INKING YOUR SOUL...
- Aug 31, 2017
- 4 min read

It is tough to find perfect tattoos with meaning. You probably want something permanent on your body to have a specific or deeper meaning, but how do you choose a tattoo that will still be relevant in 5, 10 or 15 years?
Tattoo-lovers say it is a holistic, spiritual, emotional, mental and physical experience that is permanent at every level. Tattoos are extremely personal, and while they might seem modern, cool and trendy, they mean much more than a shape or symbol.

“People get tattoos for an aesthetic reason and don’t realize there are often centuries-old stories behind the imagery,” says author Trend Aitken Smith, 44, long time body art fanatic and editor of the industry bible Tattoo Master.
Personally I would have never thought I would get even one single tattoo. Now I have 7 inked on my body forever and I don’t regret a single one of them. In 5, 10 or 15 years time they will remind me what I went through during specific times of my life and that each "event" shaped me into the person I have become.
Funnily enough, I never planned any of these in advance, but each time I went through a life event that burnt through my soul, a design so relevant it's actually scary, just crossed my path as if sent! They are all there to celebrate what I went through - not in a negative way, but to remind myself that I'm OK and stronger.
My first tattoo was inspired by the movie “Into the Wild”, a true story about Chris McCandless, an American hiker and traveler who was also known as "Alexander Supertramp". He went on a quest thinking he would experience true happiness when alone in the wild. Unfortunately he realized too late, while dying alone in Alaska, that to be truly happy, you need to share it with the people you love. Thus his quote “Happiness can only be shared with the people you love”.
I will never forget my second tattoo. It was my 21st birthday, and was given a voucher for a tattoo as a gift. The meaning and placement of this tattoo was prompted during a very difficult time in my life when I tried to cope with issues by self-harm: cutting myself on my left wrist. I stopped with that a few months before my 21st birthday and fortunately the wounds had healed, but left some scars. I accidentally stumbled upon an image which had a very deep meaning to me… "BEAUTIFUL MISTAKES" and had this tattooed on my left wrist to cover the scars. At that time, it was exactly how I saw my past ... a beautiful mistake! If I had not gone through the issues and drama that I did, I would not be the strong person I am today.

One of the coolest experiences of my life was when I traveled to Thailand a few years ago. Here they still practice the art of traditional bamboo tattoos, and I simply had to have one!

■ **RECORDS SHOWN**:
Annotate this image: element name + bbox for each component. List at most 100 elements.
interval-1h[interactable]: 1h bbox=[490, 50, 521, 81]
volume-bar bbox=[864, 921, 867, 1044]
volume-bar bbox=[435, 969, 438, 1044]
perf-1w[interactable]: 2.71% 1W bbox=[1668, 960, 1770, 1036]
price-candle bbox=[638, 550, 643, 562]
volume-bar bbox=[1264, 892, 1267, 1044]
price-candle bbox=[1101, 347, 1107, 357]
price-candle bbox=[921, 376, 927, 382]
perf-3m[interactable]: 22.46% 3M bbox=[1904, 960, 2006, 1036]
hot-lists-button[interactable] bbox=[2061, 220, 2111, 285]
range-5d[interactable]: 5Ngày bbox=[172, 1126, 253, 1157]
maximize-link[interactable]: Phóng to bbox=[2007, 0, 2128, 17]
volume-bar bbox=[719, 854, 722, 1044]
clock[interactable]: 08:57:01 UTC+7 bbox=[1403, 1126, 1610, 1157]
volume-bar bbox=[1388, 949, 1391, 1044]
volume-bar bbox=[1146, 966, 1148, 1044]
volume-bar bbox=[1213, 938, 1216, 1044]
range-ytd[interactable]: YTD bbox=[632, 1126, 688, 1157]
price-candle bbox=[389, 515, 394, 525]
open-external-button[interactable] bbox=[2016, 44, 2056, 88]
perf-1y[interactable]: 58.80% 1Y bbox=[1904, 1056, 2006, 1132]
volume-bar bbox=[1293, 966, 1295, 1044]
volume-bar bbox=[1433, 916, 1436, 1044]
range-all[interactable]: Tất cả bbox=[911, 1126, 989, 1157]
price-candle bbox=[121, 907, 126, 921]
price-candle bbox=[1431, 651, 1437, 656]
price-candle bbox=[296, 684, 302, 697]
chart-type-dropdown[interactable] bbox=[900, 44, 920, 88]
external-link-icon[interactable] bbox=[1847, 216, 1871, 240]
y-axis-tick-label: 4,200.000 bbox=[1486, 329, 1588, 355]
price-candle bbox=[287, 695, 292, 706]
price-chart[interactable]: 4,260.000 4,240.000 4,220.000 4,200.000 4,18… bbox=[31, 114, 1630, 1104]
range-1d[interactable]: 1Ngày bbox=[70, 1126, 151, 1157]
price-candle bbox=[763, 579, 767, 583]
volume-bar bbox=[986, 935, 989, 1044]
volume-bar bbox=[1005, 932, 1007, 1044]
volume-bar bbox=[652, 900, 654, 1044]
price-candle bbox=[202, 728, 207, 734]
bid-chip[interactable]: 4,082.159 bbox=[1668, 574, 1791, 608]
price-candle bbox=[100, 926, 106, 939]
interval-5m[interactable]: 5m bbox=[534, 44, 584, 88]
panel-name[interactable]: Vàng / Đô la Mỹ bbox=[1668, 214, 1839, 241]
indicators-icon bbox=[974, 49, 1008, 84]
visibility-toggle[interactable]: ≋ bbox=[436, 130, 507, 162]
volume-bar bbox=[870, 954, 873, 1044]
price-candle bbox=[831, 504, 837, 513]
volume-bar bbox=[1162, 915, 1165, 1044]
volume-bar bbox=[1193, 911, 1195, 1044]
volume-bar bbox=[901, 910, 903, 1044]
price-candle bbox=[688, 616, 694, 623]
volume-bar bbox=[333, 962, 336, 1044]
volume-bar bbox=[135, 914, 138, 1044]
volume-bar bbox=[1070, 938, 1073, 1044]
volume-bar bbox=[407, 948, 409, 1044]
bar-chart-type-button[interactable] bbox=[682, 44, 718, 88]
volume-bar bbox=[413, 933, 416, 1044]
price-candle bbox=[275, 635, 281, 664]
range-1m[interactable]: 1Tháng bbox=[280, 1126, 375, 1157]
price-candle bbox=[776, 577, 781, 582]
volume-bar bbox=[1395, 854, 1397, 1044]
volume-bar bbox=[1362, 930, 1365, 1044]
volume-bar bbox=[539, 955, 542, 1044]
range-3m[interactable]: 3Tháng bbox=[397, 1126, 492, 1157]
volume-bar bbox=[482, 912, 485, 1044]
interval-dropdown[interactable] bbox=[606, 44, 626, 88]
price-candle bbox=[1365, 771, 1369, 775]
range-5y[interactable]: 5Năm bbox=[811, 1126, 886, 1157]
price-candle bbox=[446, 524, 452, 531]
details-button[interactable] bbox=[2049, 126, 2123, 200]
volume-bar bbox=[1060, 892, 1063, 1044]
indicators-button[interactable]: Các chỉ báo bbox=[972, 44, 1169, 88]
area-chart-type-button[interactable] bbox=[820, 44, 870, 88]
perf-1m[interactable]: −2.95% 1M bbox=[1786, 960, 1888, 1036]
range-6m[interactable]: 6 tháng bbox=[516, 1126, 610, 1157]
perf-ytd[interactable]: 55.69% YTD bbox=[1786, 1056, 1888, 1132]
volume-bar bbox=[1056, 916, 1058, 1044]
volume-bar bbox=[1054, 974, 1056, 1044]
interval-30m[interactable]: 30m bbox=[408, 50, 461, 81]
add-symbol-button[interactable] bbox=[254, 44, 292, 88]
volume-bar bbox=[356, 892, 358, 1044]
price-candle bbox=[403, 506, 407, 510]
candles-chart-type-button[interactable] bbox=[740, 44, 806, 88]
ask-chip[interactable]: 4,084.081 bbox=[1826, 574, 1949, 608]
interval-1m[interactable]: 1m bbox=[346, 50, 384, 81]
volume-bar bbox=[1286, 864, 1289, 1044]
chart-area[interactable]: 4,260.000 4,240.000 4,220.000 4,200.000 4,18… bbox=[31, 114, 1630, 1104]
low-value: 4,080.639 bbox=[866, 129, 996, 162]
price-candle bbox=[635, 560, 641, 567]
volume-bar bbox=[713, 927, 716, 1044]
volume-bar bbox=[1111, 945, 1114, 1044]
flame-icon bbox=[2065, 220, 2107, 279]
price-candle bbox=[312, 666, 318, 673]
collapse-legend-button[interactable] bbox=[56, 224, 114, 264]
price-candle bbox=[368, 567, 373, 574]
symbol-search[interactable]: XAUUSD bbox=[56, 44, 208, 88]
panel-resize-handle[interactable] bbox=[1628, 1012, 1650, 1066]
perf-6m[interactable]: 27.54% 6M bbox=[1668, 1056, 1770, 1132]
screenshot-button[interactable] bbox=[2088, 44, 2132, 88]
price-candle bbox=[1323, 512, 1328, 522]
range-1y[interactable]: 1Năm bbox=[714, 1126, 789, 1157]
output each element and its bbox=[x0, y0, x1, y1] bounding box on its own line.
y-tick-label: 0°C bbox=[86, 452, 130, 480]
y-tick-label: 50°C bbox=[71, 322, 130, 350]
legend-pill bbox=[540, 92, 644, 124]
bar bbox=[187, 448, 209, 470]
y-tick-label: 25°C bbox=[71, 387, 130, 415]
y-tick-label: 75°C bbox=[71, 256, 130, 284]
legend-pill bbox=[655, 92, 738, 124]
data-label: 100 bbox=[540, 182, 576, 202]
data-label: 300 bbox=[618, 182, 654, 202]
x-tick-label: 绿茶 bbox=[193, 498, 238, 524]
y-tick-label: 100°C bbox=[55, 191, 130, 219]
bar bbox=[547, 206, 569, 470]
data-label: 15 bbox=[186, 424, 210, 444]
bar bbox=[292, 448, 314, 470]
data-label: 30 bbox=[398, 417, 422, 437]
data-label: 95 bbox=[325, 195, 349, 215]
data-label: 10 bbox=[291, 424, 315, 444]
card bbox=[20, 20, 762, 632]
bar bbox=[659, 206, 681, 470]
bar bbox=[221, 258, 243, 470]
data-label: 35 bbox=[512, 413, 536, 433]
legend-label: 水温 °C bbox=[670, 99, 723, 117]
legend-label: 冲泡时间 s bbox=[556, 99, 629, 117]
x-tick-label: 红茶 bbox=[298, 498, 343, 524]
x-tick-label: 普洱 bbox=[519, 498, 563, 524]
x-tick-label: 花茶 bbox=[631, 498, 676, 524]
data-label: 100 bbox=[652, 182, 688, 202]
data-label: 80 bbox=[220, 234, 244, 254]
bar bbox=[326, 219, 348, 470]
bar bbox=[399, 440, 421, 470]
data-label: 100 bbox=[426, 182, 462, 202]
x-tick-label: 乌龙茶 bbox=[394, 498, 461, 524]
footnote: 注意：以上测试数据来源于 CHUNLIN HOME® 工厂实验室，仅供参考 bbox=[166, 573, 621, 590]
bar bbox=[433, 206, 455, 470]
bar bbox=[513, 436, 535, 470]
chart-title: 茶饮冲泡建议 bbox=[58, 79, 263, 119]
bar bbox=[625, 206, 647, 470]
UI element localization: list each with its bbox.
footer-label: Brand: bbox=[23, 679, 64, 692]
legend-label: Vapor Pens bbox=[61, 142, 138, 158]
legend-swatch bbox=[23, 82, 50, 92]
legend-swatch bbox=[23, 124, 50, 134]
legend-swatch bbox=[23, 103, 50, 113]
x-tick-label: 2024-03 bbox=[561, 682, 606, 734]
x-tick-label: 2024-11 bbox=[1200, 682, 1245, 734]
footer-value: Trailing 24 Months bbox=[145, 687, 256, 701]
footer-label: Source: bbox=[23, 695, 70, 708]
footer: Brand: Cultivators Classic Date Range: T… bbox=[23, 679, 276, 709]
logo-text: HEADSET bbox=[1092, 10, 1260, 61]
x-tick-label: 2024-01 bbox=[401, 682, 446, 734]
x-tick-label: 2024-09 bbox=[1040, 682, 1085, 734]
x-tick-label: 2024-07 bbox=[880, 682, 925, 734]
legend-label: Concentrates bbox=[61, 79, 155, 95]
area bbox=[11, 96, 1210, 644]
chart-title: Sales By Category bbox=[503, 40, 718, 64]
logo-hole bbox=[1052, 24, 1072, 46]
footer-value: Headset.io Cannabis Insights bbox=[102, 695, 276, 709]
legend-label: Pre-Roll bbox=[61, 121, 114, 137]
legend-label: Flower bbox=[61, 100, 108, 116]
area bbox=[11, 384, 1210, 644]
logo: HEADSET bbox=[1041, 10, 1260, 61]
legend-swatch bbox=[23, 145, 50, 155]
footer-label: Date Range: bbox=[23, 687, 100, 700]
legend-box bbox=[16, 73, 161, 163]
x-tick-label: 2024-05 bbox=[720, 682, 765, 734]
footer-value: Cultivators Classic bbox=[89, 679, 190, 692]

■ **EXERCISE TASKS**:
• A. In the tattoo blog post, list every word that tattoo-lovers use to describe the experience of getting a tattoo.
• B. Proceed with the tattoo blog post, starting after its final sentence.
The material is not required here and can be set aside.

■ **OUTPUTS FOR THE TASKS**:
• A. holistic, spiritual, emotional, mental, physical

• B.
I had always wanted a cherry blossom tattoo, therefore it was so absolutely appropriate to get it done there and then!
I had a rough idea of what I wanted and tried to explain it to the artist. The owner had to do some serious translation as the artist couldn't understand or speak much English. Fortunately my idea didn't get lost in translation! This guy was so talented that he drew his own design from scratch!

Earlier this year I decided to extend the tattoo somewhat. Obviously it wasn't possible to head back to Thailand for that (I wish), so a local artist and I designed something to combine the two, even though the styles are completely different. I love it!

Something so different and special!
Life can throw you so many curve balls that sometimes you just can’t deal with it all...
One of my very close friends became seriously ill. We couldn’t grasp how somebody of our age could have so much physical pain that he had to use alcohol and other substances just to get through the day.
His passing away was a huge shock and in that moment changed how I see and experience life. That life can sometimes be just one big fuck up. “SO IT GOES”. That was it... you never know what can happen to you at any given time of your life. It saddens me that you have to go through life with that mind set, but if you don’t, then you my friend, are living in denial!

I went through a very tough time after the breakup of an eight year relationship. I thought it was the end of my life and that I would never be able to live without this person.
So another tattoo "happened"... The tattoo is a ECG where my heart beat flat-lines, symbolizing the end of the relationship. The semicolon started as a mental health support group for people that suffer from depression, anxiety and suicidal tendencies. I chose the semicolon and NOT the full stop... and my heart started beating again... LIVE LIFE!

The newest addition is extremely close to my heart...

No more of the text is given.